### Short problem:
Print all of the lines exactly. Any picture among them stays out.

### Records provided:

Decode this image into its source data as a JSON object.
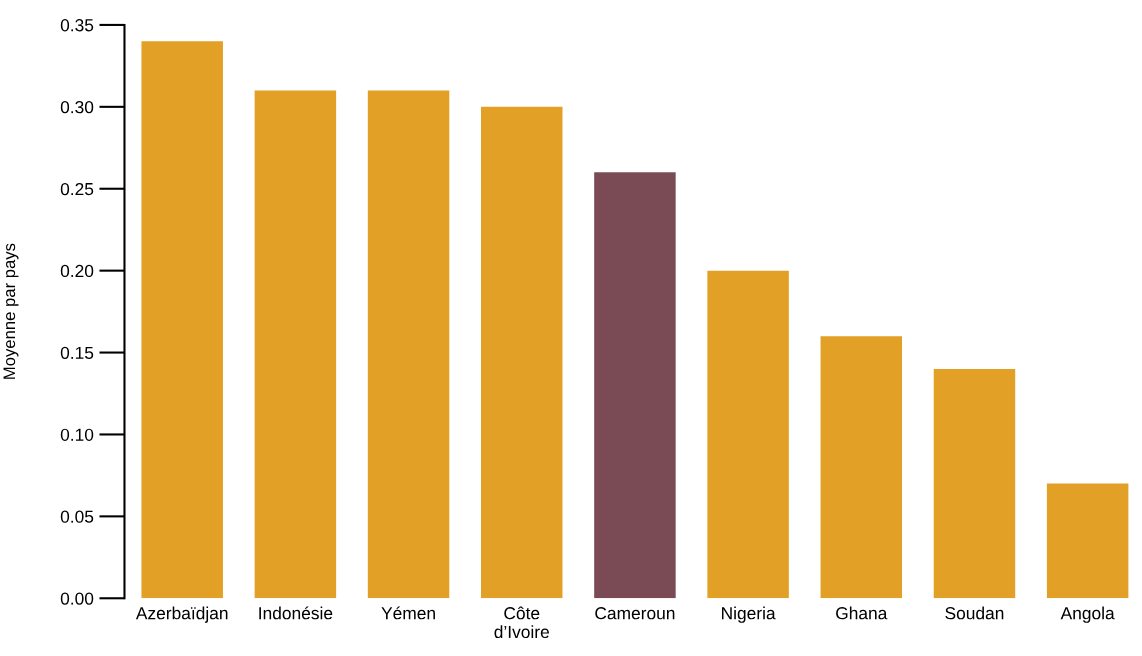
{
  "chart_data": {
    "type": "bar",
    "ylabel": "Moyenne par pays",
    "categories": [
      "Azerbaïdjan",
      "Indonésie",
      "Yémen",
      "Côte d’Ivoire",
      "Cameroun",
      "Nigeria",
      "Ghana",
      "Soudan",
      "Angola"
    ],
    "values": [
      0.34,
      0.31,
      0.31,
      0.3,
      0.26,
      0.2,
      0.16,
      0.14,
      0.07
    ],
    "colors": [
      "#e3a026",
      "#e3a026",
      "#e3a026",
      "#e3a026",
      "#7b4b55",
      "#e3a026",
      "#e3a026",
      "#e3a026",
      "#e3a026"
    ],
    "ylim": [
      0,
      0.35
    ],
    "yticks": [
      {
        "value": 0,
        "label": "0.00"
      },
      {
        "value": 0.05,
        "label": "0.05"
      },
      {
        "value": 0.1,
        "label": "0.10"
      },
      {
        "value": 0.15,
        "label": "0.15"
      },
      {
        "value": 0.2,
        "label": "0.20"
      },
      {
        "value": 0.25,
        "label": "0.25"
      },
      {
        "value": 0.3,
        "label": "0.30"
      },
      {
        "value": 0.35,
        "label": "0.35"
      }
    ],
    "grid": false,
    "legend": false
  }
}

### Written solution:
Decode this image into its source data as a JSON object.
{
  "chart_data": {
    "type": "bar",
    "ylabel": "Moyenne par pays",
    "categories": [
      "Azerbaïdjan",
      "Indonésie",
      "Yémen",
      "Côte d’Ivoire",
      "Cameroun",
      "Nigeria",
      "Ghana",
      "Soudan",
      "Angola"
    ],
    "values": [
      0.34,
      0.31,
      0.31,
      0.3,
      0.26,
      0.2,
      0.16,
      0.14,
      0.07
    ],
    "colors": [
      "#e3a026",
      "#e3a026",
      "#e3a026",
      "#e3a026",
      "#7b4b55",
      "#e3a026",
      "#e3a026",
      "#e3a026",
      "#e3a026"
    ],
    "ylim": [
      0,
      0.35
    ],
    "yticks": [
      {
        "value": 0,
        "label": "0.00"
      },
      {
        "value": 0.05,
        "label": "0.05"
      },
      {
        "value": 0.1,
        "label": "0.10"
      },
      {
        "value": 0.15,
        "label": "0.15"
      },
      {
        "value": 0.2,
        "label": "0.20"
      },
      {
        "value": 0.25,
        "label": "0.25"
      },
      {
        "value": 0.3,
        "label": "0.30"
      },
      {
        "value": 0.35,
        "label": "0.35"
      }
    ],
    "grid": false,
    "legend": false
  }
}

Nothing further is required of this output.